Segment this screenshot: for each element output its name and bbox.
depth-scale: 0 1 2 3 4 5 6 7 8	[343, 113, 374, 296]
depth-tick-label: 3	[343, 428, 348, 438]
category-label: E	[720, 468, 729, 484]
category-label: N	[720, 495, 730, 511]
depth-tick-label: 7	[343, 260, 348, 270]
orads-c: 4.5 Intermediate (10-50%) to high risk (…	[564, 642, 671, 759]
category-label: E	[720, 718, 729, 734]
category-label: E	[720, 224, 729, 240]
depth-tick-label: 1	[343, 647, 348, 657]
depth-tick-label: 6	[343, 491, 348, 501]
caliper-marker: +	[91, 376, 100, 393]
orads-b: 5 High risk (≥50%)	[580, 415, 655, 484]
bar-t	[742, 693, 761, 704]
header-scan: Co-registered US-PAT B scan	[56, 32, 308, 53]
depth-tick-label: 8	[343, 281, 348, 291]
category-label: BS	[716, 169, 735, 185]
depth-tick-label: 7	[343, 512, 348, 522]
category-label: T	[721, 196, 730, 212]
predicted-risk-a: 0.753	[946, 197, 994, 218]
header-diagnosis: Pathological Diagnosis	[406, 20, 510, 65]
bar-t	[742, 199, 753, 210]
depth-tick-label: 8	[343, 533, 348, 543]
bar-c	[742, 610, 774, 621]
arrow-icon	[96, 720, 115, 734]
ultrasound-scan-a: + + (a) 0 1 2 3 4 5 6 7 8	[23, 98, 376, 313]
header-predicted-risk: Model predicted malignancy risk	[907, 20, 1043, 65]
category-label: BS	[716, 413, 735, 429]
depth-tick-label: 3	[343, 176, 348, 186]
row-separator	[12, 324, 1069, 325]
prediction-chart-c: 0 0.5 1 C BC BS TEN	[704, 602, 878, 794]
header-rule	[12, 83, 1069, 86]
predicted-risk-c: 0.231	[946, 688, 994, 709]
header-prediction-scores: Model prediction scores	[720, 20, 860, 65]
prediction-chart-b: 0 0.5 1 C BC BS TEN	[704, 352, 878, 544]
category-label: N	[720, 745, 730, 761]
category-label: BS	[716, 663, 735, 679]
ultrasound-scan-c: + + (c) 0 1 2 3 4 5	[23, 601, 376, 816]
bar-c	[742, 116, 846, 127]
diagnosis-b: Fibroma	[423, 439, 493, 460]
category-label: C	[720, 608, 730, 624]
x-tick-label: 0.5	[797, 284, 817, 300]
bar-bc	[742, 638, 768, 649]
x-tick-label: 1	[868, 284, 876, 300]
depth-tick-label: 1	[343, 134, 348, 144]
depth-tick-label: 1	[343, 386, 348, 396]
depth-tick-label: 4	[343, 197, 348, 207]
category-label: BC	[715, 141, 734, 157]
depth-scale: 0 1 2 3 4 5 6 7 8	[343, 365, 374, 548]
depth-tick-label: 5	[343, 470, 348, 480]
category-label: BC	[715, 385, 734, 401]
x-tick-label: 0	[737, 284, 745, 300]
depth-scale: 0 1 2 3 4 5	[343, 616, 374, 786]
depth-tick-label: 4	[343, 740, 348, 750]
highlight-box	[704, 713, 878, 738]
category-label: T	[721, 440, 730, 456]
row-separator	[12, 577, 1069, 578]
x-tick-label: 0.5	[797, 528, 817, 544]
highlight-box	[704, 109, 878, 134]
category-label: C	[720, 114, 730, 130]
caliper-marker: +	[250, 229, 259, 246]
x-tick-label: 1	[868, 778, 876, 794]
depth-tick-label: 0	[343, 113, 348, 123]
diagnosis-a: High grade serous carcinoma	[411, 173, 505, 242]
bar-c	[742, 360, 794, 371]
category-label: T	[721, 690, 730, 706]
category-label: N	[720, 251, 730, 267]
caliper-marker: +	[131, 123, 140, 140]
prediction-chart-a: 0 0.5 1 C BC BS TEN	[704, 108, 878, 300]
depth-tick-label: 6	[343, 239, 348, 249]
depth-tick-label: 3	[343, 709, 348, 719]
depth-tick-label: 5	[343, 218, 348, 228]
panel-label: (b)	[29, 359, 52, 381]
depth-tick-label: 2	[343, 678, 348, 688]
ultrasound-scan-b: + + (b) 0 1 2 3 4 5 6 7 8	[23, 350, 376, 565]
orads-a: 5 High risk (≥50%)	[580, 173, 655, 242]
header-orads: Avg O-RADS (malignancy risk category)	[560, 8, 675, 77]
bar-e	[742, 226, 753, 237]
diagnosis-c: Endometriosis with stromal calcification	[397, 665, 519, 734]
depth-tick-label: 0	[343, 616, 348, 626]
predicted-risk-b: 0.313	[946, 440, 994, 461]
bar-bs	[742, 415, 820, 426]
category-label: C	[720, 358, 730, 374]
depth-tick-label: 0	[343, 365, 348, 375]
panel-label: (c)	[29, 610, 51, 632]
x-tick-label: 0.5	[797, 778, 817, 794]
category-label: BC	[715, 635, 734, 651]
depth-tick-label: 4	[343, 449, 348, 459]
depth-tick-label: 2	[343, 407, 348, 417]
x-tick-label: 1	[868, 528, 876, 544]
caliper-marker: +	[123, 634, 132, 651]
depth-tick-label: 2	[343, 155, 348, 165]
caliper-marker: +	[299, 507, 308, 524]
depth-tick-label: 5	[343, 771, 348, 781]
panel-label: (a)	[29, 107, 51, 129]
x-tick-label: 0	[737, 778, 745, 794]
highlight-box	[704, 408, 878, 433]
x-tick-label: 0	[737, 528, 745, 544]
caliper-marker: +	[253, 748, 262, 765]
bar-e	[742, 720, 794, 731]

TASK. Reproduce all of the records above, swapping each "caliper-marker" for "caliper-cross" and leaving everything else unchanged.

RESULT.
Segment this screenshot: for each element output its name and bbox.
depth-scale: 0 1 2 3 4 5 6 7 8	[343, 113, 374, 296]
depth-tick-label: 3	[343, 428, 348, 438]
category-label: E	[720, 468, 729, 484]
category-label: N	[720, 495, 730, 511]
depth-tick-label: 7	[343, 260, 348, 270]
orads-c: 4.5 Intermediate (10-50%) to high risk (…	[564, 642, 671, 759]
category-label: E	[720, 718, 729, 734]
category-label: E	[720, 224, 729, 240]
depth-tick-label: 1	[343, 647, 348, 657]
depth-tick-label: 6	[343, 491, 348, 501]
caliper-cross: +	[91, 376, 100, 393]
orads-b: 5 High risk (≥50%)	[580, 415, 655, 484]
bar-t	[742, 693, 761, 704]
header-scan: Co-registered US-PAT B scan	[56, 32, 308, 53]
depth-tick-label: 8	[343, 281, 348, 291]
category-label: BS	[716, 169, 735, 185]
depth-tick-label: 7	[343, 512, 348, 522]
category-label: T	[721, 196, 730, 212]
predicted-risk-a: 0.753	[946, 197, 994, 218]
header-diagnosis: Pathological Diagnosis	[406, 20, 510, 65]
bar-t	[742, 199, 753, 210]
depth-tick-label: 8	[343, 533, 348, 543]
bar-c	[742, 610, 774, 621]
arrow-icon	[96, 720, 115, 734]
ultrasound-scan-a: + + (a) 0 1 2 3 4 5 6 7 8	[23, 98, 376, 313]
header-predicted-risk: Model predicted malignancy risk	[907, 20, 1043, 65]
category-label: BS	[716, 413, 735, 429]
depth-tick-label: 3	[343, 176, 348, 186]
row-separator	[12, 324, 1069, 325]
prediction-chart-c: 0 0.5 1 C BC BS TEN	[704, 602, 878, 794]
header-rule	[12, 83, 1069, 86]
predicted-risk-c: 0.231	[946, 688, 994, 709]
header-prediction-scores: Model prediction scores	[720, 20, 860, 65]
prediction-chart-b: 0 0.5 1 C BC BS TEN	[704, 352, 878, 544]
category-label: N	[720, 745, 730, 761]
category-label: BS	[716, 663, 735, 679]
ultrasound-scan-c: + + (c) 0 1 2 3 4 5	[23, 601, 376, 816]
bar-c	[742, 116, 846, 127]
diagnosis-b: Fibroma	[423, 439, 493, 460]
category-label: C	[720, 608, 730, 624]
x-tick-label: 0.5	[797, 284, 817, 300]
bar-bc	[742, 638, 768, 649]
x-tick-label: 1	[868, 284, 876, 300]
depth-tick-label: 1	[343, 134, 348, 144]
depth-tick-label: 1	[343, 386, 348, 396]
depth-tick-label: 4	[343, 197, 348, 207]
category-label: BC	[715, 141, 734, 157]
depth-scale: 0 1 2 3 4 5 6 7 8	[343, 365, 374, 548]
depth-tick-label: 5	[343, 470, 348, 480]
category-label: BC	[715, 385, 734, 401]
x-tick-label: 0	[737, 284, 745, 300]
depth-scale: 0 1 2 3 4 5	[343, 616, 374, 786]
depth-tick-label: 4	[343, 740, 348, 750]
highlight-box	[704, 713, 878, 738]
category-label: T	[721, 440, 730, 456]
row-separator	[12, 577, 1069, 578]
x-tick-label: 0.5	[797, 528, 817, 544]
highlight-box	[704, 109, 878, 134]
category-label: C	[720, 114, 730, 130]
caliper-cross: +	[250, 229, 259, 246]
x-tick-label: 1	[868, 778, 876, 794]
depth-tick-label: 0	[343, 113, 348, 123]
diagnosis-a: High grade serous carcinoma	[411, 173, 505, 242]
bar-c	[742, 360, 794, 371]
category-label: T	[721, 690, 730, 706]
category-label: N	[720, 251, 730, 267]
caliper-cross: +	[131, 123, 140, 140]
prediction-chart-a: 0 0.5 1 C BC BS TEN	[704, 108, 878, 300]
depth-tick-label: 6	[343, 239, 348, 249]
depth-tick-label: 3	[343, 709, 348, 719]
depth-tick-label: 5	[343, 218, 348, 228]
panel-label: (b)	[29, 359, 52, 381]
depth-tick-label: 2	[343, 678, 348, 688]
ultrasound-scan-b: + + (b) 0 1 2 3 4 5 6 7 8	[23, 350, 376, 565]
orads-a: 5 High risk (≥50%)	[580, 173, 655, 242]
header-orads: Avg O-RADS (malignancy risk category)	[560, 8, 675, 77]
bar-e	[742, 226, 753, 237]
diagnosis-c: Endometriosis with stromal calcification	[397, 665, 519, 734]
depth-tick-label: 0	[343, 616, 348, 626]
predicted-risk-b: 0.313	[946, 440, 994, 461]
bar-bs	[742, 415, 820, 426]
category-label: C	[720, 358, 730, 374]
depth-tick-label: 0	[343, 365, 348, 375]
panel-label: (c)	[29, 610, 51, 632]
x-tick-label: 0.5	[797, 778, 817, 794]
category-label: BC	[715, 635, 734, 651]
depth-tick-label: 4	[343, 449, 348, 459]
depth-tick-label: 2	[343, 407, 348, 417]
x-tick-label: 1	[868, 528, 876, 544]
caliper-cross: +	[123, 634, 132, 651]
depth-tick-label: 2	[343, 155, 348, 165]
caliper-cross: +	[299, 507, 308, 524]
depth-tick-label: 5	[343, 771, 348, 781]
panel-label: (a)	[29, 107, 51, 129]
x-tick-label: 0	[737, 778, 745, 794]
highlight-box	[704, 408, 878, 433]
x-tick-label: 0	[737, 528, 745, 544]
caliper-cross: +	[253, 748, 262, 765]
bar-e	[742, 720, 794, 731]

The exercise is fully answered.